(Dataset items)

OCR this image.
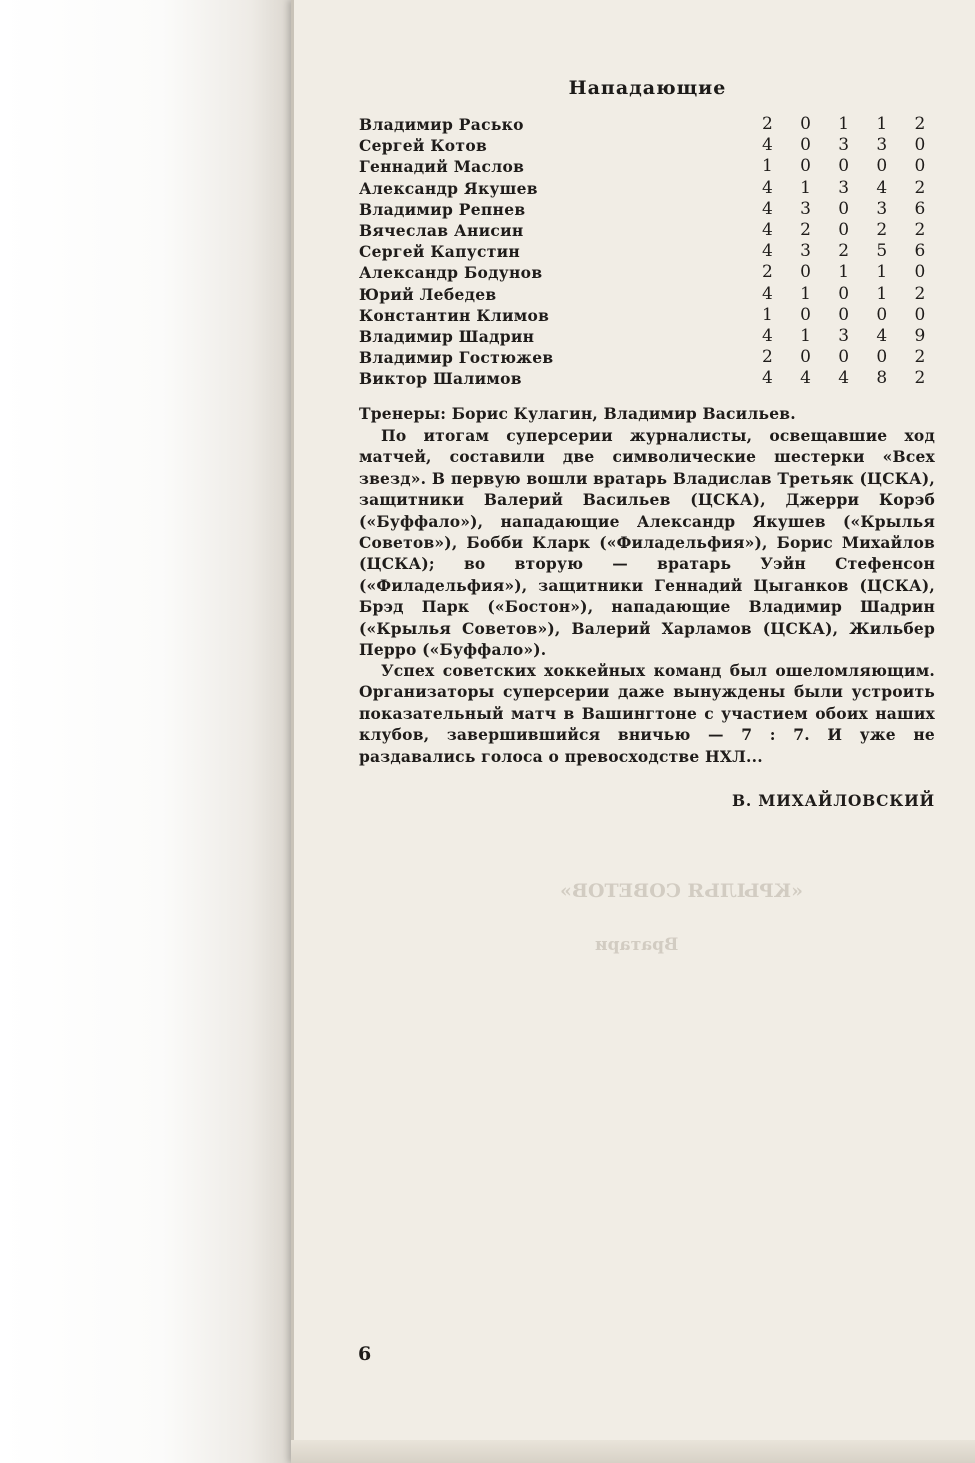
«КРЫЛЬЯ СОВЕТОВ»
Вратари
Нападающие
Владимир Расько	2	0	1	1	2
Сергей Котов	4	0	3	3	0
Геннадий Маслов	1	0	0	0	0
Александр Якушев	4	1	3	4	2
Владимир Репнев	4	3	0	3	6
Вячеслав Анисин	4	2	0	2	2
Сергей Капустин	4	3	2	5	6
Александр Бодунов	2	0	1	1	0
Юрий Лебедев	4	1	0	1	2
Константин Климов	1	0	0	0	0
Владимир Шадрин	4	1	3	4	9
Владимир Гостюжев	2	0	0	0	2
Виктор Шалимов	4	4	4	8	2

Тренеры: Борис Кулагин, Владимир Васильев.

По итогам суперсерии журналисты, освещавшие ход матчей, составили две символические шестерки «Всех звезд». В первую вошли вратарь Владислав Третьяк (ЦСКА), защитники Валерий Васильев (ЦСКА), Джерри Корэб («Буффало»), нападающие Александр Якушев («Крылья Советов»), Бобби Кларк («Филадельфия»), Борис Михайлов (ЦСКА); во вторую — вратарь Уэйн Стефенсон («Филадельфия»), защитники Геннадий Цыганков (ЦСКА), Брэд Парк («Бостон»), нападающие Владимир Шадрин («Крылья Советов»), Валерий Харламов (ЦСКА), Жильбер Перро («Буффало»).

Успех советских хоккейных команд был ошеломляющим. Организаторы суперсерии даже вынуждены были устроить показательный матч в Вашингтоне с участием обоих наших клубов, завершившийся вничью — 7 : 7. И уже не раздавались голоса о превосходстве НХЛ...

В. МИХАЙЛОВСКИЙ
6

Aim
Track down the lines that include the word "Владимир" and copy them.

Task response
Владимир Расько	2	0	1	1	2
Владимир Репнев	4	3	0	3	6
Владимир Шадрин	4	1	3	4	9
Владимир Гостюжев	2	0	0	0	2
Тренеры: Борис Кулагин, Владимир Васильев.
По итогам суперсерии журналисты, освещавшие ход матчей, составили две символические шестерки «Всех звезд». В первую вошли вратарь Владислав Третьяк (ЦСКА), защитники Валерий Васильев (ЦСКА), Джерри Корэб («Буффало»), нападающие Александр Якушев («Крылья Советов»), Бобби Кларк («Филадельфия»), Борис Михайлов (ЦСКА); во вторую — вратарь Уэйн Стефенсон («Филадельфия»), защитники Геннадий Цыганков (ЦСКА), Брэд Парк («Бостон»), нападающие Владимир Шадрин («Крылья Советов»), Валерий Харламов (ЦСКА), Жильбер Перро («Буффало»).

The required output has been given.